— begin —

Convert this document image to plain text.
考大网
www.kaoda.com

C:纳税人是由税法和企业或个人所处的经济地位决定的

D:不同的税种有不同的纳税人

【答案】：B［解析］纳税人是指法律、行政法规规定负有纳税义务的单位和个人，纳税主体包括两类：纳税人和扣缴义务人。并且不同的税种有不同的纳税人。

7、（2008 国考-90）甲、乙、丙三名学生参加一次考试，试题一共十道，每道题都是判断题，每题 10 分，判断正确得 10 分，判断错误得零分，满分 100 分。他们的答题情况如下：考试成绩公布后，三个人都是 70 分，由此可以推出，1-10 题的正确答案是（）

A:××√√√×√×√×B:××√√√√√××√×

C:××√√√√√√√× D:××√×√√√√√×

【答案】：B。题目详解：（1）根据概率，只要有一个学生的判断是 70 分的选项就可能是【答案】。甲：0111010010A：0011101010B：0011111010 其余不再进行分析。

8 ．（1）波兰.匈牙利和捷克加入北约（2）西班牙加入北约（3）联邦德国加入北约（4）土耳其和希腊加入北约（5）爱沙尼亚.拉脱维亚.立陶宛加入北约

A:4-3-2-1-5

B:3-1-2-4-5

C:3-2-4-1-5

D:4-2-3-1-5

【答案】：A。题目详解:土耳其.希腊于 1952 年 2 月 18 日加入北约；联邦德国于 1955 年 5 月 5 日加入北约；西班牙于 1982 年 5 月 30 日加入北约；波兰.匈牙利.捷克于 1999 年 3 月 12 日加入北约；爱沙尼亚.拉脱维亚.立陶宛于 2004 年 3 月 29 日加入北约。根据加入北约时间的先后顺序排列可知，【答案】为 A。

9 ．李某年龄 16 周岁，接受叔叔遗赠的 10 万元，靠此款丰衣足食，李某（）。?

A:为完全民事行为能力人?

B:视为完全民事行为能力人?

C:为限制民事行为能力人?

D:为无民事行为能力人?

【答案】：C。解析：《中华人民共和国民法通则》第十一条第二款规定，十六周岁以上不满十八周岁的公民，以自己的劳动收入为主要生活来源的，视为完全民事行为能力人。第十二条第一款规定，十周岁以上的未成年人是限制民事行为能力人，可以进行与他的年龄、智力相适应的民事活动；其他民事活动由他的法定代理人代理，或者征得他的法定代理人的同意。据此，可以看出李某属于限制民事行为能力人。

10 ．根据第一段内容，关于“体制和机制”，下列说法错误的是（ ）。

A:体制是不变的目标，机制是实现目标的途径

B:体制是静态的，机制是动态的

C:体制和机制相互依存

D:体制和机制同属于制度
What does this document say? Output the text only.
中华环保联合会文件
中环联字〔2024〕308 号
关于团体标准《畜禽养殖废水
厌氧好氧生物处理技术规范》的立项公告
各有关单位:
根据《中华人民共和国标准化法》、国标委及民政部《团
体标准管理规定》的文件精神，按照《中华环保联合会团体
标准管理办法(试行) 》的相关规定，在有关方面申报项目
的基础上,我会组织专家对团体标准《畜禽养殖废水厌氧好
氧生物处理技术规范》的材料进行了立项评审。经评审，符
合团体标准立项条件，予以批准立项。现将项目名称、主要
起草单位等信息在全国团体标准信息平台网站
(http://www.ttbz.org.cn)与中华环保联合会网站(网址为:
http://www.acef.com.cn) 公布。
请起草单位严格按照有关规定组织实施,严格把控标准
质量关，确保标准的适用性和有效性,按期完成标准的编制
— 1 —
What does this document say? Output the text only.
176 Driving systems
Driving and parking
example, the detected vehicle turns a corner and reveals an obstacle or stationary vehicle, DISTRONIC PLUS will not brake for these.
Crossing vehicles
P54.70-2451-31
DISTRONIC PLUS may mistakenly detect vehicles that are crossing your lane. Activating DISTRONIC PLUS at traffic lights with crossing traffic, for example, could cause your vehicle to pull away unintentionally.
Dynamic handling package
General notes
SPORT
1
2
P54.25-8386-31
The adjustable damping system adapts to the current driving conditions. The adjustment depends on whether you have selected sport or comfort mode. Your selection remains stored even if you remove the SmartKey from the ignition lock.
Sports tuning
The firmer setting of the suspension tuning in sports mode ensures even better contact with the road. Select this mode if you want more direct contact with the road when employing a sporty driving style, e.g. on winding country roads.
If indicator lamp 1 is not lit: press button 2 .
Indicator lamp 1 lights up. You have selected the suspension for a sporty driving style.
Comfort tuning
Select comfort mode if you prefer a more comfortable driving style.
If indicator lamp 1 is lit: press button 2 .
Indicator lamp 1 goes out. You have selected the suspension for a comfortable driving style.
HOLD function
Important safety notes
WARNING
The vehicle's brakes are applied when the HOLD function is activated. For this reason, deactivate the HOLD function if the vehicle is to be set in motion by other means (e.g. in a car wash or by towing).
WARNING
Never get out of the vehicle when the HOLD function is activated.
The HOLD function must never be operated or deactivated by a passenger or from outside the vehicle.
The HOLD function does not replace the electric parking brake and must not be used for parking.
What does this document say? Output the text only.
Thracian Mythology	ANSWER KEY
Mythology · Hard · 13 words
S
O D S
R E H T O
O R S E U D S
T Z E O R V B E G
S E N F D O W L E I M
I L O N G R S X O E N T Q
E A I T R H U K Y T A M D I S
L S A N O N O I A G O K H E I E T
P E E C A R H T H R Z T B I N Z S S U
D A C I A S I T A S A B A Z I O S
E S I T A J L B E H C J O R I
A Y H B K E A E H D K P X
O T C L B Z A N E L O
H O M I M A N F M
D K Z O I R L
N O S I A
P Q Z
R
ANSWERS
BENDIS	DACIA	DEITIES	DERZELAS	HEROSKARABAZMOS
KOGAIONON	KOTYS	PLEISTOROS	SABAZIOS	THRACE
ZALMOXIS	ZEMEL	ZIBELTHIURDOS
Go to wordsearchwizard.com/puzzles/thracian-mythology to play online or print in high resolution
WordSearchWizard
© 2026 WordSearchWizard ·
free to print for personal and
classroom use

— end —

## DESCRIPTION OF THE TASK
Transcribe all of the entries without altering anything.

## PROBLEM SOLUTION
Convert this document image to plain text.
考大网
www.kaoda.com

C:纳税人是由税法和企业或个人所处的经济地位决定的

D:不同的税种有不同的纳税人

【答案】：B［解析］纳税人是指法律、行政法规规定负有纳税义务的单位和个人，纳税主体包括两类：纳税人和扣缴义务人。并且不同的税种有不同的纳税人。

7、（2008 国考-90）甲、乙、丙三名学生参加一次考试，试题一共十道，每道题都是判断题，每题 10 分，判断正确得 10 分，判断错误得零分，满分 100 分。他们的答题情况如下：考试成绩公布后，三个人都是 70 分，由此可以推出，1-10 题的正确答案是（）

A:××√√√×√×√×B:××√√√√√××√×

C:××√√√√√√√× D:××√×√√√√√×

【答案】：B。题目详解：（1）根据概率，只要有一个学生的判断是 70 分的选项就可能是【答案】。甲：0111010010A：0011101010B：0011111010 其余不再进行分析。

8 ．（1）波兰.匈牙利和捷克加入北约（2）西班牙加入北约（3）联邦德国加入北约（4）土耳其和希腊加入北约（5）爱沙尼亚.拉脱维亚.立陶宛加入北约

A:4-3-2-1-5

B:3-1-2-4-5

C:3-2-4-1-5

D:4-2-3-1-5

【答案】：A。题目详解:土耳其.希腊于 1952 年 2 月 18 日加入北约；联邦德国于 1955 年 5 月 5 日加入北约；西班牙于 1982 年 5 月 30 日加入北约；波兰.匈牙利.捷克于 1999 年 3 月 12 日加入北约；爱沙尼亚.拉脱维亚.立陶宛于 2004 年 3 月 29 日加入北约。根据加入北约时间的先后顺序排列可知，【答案】为 A。

9 ．李某年龄 16 周岁，接受叔叔遗赠的 10 万元，靠此款丰衣足食，李某（）。?

A:为完全民事行为能力人?

B:视为完全民事行为能力人?

C:为限制民事行为能力人?

D:为无民事行为能力人?

【答案】：C。解析：《中华人民共和国民法通则》第十一条第二款规定，十六周岁以上不满十八周岁的公民，以自己的劳动收入为主要生活来源的，视为完全民事行为能力人。第十二条第一款规定，十周岁以上的未成年人是限制民事行为能力人，可以进行与他的年龄、智力相适应的民事活动；其他民事活动由他的法定代理人代理，或者征得他的法定代理人的同意。据此，可以看出李某属于限制民事行为能力人。

10 ．根据第一段内容，关于“体制和机制”，下列说法错误的是（ ）。

A:体制是不变的目标，机制是实现目标的途径

B:体制是静态的，机制是动态的

C:体制和机制相互依存

D:体制和机制同属于制度
What does this document say? Output the text only.
中华环保联合会文件
中环联字〔2024〕308 号
关于团体标准《畜禽养殖废水
厌氧好氧生物处理技术规范》的立项公告
各有关单位:
根据《中华人民共和国标准化法》、国标委及民政部《团
体标准管理规定》的文件精神，按照《中华环保联合会团体
标准管理办法(试行) 》的相关规定，在有关方面申报项目
的基础上,我会组织专家对团体标准《畜禽养殖废水厌氧好
氧生物处理技术规范》的材料进行了立项评审。经评审，符
合团体标准立项条件，予以批准立项。现将项目名称、主要
起草单位等信息在全国团体标准信息平台网站
(http://www.ttbz.org.cn)与中华环保联合会网站(网址为:
http://www.acef.com.cn) 公布。
请起草单位严格按照有关规定组织实施,严格把控标准
质量关，确保标准的适用性和有效性,按期完成标准的编制
— 1 —
What does this document say? Output the text only.
176 Driving systems
Driving and parking
example, the detected vehicle turns a corner and reveals an obstacle or stationary vehicle, DISTRONIC PLUS will not brake for these.
Crossing vehicles
P54.70-2451-31
DISTRONIC PLUS may mistakenly detect vehicles that are crossing your lane. Activating DISTRONIC PLUS at traffic lights with crossing traffic, for example, could cause your vehicle to pull away unintentionally.
Dynamic handling package
General notes
SPORT
1
2
P54.25-8386-31
The adjustable damping system adapts to the current driving conditions. The adjustment depends on whether you have selected sport or comfort mode. Your selection remains stored even if you remove the SmartKey from the ignition lock.
Sports tuning
The firmer setting of the suspension tuning in sports mode ensures even better contact with the road. Select this mode if you want more direct contact with the road when employing a sporty driving style, e.g. on winding country roads.
If indicator lamp 1 is not lit: press button 2 .
Indicator lamp 1 lights up. You have selected the suspension for a sporty driving style.
Comfort tuning
Select comfort mode if you prefer a more comfortable driving style.
If indicator lamp 1 is lit: press button 2 .
Indicator lamp 1 goes out. You have selected the suspension for a comfortable driving style.
HOLD function
Important safety notes
WARNING
The vehicle's brakes are applied when the HOLD function is activated. For this reason, deactivate the HOLD function if the vehicle is to be set in motion by other means (e.g. in a car wash or by towing).
WARNING
Never get out of the vehicle when the HOLD function is activated.
The HOLD function must never be operated or deactivated by a passenger or from outside the vehicle.
The HOLD function does not replace the electric parking brake and must not be used for parking.
What does this document say? Output the text only.
Thracian Mythology	ANSWER KEY
Mythology · Hard · 13 words
S
O D S
R E H T O
O R S E U D S
T Z E O R V B E G
S E N F D O W L E I M
I L O N G R S X O E N T Q
E A I T R H U K Y T A M D I S
L S A N O N O I A G O K H E I E T
P E E C A R H T H R Z T B I N Z S S U
D A C I A S I T A S A B A Z I O S
E S I T A J L B E H C J O R I
A Y H B K E A E H D K P X
O T C L B Z A N E L O
H O M I M A N F M
D K Z O I R L
N O S I A
P Q Z
R
ANSWERS
BENDIS	DACIA	DEITIES	DERZELAS	HEROSKARABAZMOS
KOGAIONON	KOTYS	PLEISTOROS	SABAZIOS	THRACE
ZALMOXIS	ZEMEL	ZIBELTHIURDOS
Go to wordsearchwizard.com/puzzles/thracian-mythology to play online or print in high resolution
WordSearchWizard
© 2026 WordSearchWizard ·
free to print for personal and
classroom use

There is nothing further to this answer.